***** RECORDS SHOWN

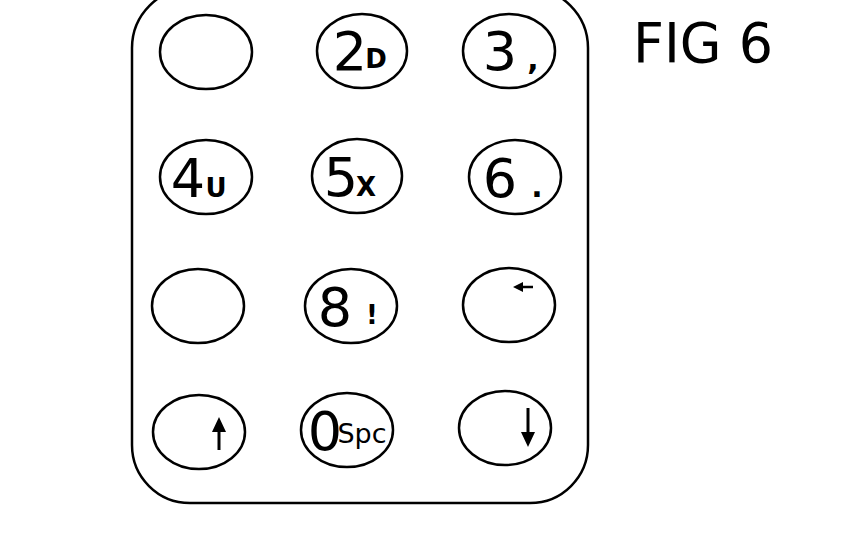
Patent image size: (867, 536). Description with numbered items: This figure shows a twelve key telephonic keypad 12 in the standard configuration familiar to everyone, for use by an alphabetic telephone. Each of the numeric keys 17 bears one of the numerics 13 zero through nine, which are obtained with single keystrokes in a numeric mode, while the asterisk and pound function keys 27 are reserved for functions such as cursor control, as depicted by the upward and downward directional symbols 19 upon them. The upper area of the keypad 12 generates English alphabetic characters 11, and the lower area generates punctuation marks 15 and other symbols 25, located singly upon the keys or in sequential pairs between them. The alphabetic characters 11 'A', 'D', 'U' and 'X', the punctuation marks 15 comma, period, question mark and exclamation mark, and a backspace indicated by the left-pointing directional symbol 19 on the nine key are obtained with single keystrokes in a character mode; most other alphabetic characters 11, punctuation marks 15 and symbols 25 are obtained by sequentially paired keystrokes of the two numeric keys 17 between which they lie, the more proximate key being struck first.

The alphabetic characters 11 is at (168, 118).
The keypad 12 is at (568, 364).
The numerics 13 is at (188, 62).
The punctuation marks 15 is at (543, 232).
The numeric keys 17 is at (153, 313).
The directional symbols 19 is at (547, 295).
The symbols 25 is at (180, 242).
The function keys 27 is at (153, 437).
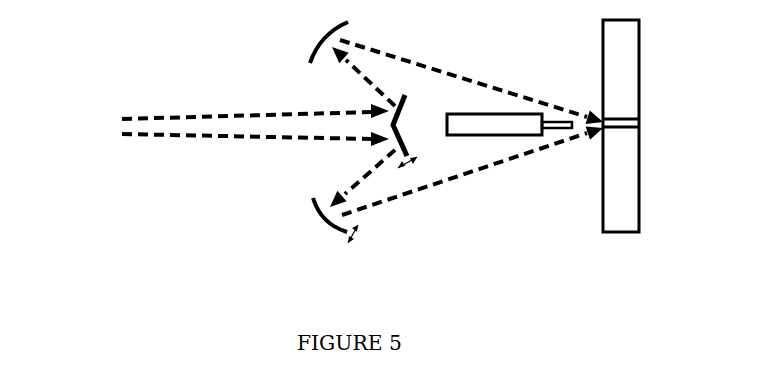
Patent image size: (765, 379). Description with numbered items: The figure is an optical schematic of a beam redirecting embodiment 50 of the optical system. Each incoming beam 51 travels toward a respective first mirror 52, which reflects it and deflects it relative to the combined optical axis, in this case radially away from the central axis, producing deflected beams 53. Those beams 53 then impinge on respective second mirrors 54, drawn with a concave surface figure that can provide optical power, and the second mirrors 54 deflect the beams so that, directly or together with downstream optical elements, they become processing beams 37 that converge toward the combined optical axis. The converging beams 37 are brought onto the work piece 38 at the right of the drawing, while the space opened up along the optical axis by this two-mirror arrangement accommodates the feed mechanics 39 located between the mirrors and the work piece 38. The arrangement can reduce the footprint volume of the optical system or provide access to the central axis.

The beam redirecting embodiment 50 is at (110, 70).
The beam 51 is at (297, 147).
The first mirror 52 is at (397, 97).
The deflected beam 53 is at (338, 73).
The second mirror 54 is at (320, 231).
The processing beam 37 is at (478, 64).
The feed mechanics 39 is at (495, 123).
The work piece 38 is at (617, 215).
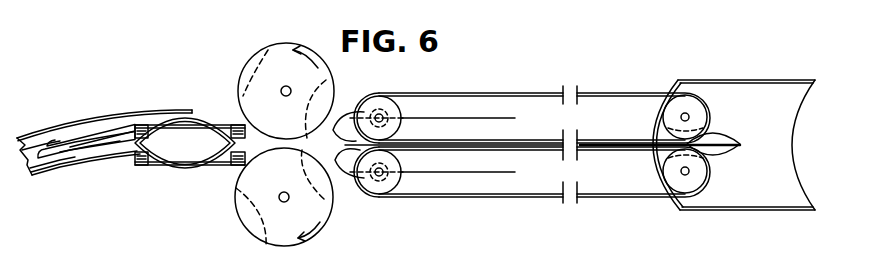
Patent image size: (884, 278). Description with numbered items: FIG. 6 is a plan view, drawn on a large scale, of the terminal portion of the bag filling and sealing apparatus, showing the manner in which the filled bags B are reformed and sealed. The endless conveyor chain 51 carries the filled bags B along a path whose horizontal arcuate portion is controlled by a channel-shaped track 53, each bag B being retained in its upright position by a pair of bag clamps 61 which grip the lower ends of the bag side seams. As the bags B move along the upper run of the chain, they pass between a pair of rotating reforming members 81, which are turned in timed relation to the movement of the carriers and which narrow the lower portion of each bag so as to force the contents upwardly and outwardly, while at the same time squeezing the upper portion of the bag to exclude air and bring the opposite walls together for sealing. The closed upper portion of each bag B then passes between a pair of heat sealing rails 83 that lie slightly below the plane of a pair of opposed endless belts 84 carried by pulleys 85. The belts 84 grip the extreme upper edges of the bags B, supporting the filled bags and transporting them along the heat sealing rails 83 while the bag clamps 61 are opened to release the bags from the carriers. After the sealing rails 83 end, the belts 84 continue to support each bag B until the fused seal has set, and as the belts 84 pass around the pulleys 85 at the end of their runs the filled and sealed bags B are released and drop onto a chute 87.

The endless conveyor chain 51 is at (92, 155).
The channel-shaped track 53 is at (77, 122).
The bag clamp 61 is at (218, 122).
The reforming member 81 is at (278, 44).
The heat sealing rail 83 is at (513, 123).
The endless belt 84 is at (597, 92).
The pulley 85 is at (378, 97).
The chute 87 is at (768, 212).
The bag B is at (182, 176).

**********

• _EXERCISE AIM_:
Update the stretch from the start of the entries through the line containing "The keypad 12 is at (568, 364)." by replacing "telephonic" with "telephone", keeping everything else unchanged. Leave the pictures out of your answer.

• _TASK RESULT_:
Patent image size: (867, 536). Description with numbered items: This figure shows a twelve key telephone keypad 12 in the standard configuration familiar to everyone, for use by an alphabetic telephone. Each of the numeric keys 17 bears one of the numerics 13 zero through nine, which are obtained with single keystrokes in a numeric mode, while the asterisk and pound function keys 27 are reserved for functions such as cursor control, as depicted by the upward and downward directional symbols 19 upon them. The upper area of the keypad 12 generates English alphabetic characters 11, and the lower area generates punctuation marks 15 and other symbols 25, located singly upon the keys or in sequential pairs between them. The alphabetic characters 11 'A', 'D', 'U' and 'X', the punctuation marks 15 comma, period, question mark and exclamation mark, and a backspace indicated by the left-pointing directional symbol 19 on the nine key are obtained with single keystrokes in a character mode; most other alphabetic characters 11, punctuation marks 15 and symbols 25 are obtained by sequentially paired keystrokes of the two numeric keys 17 between which they lie, the more proximate key being struck first.

The alphabetic characters 11 is at (168, 118).
The keypad 12 is at (568, 364).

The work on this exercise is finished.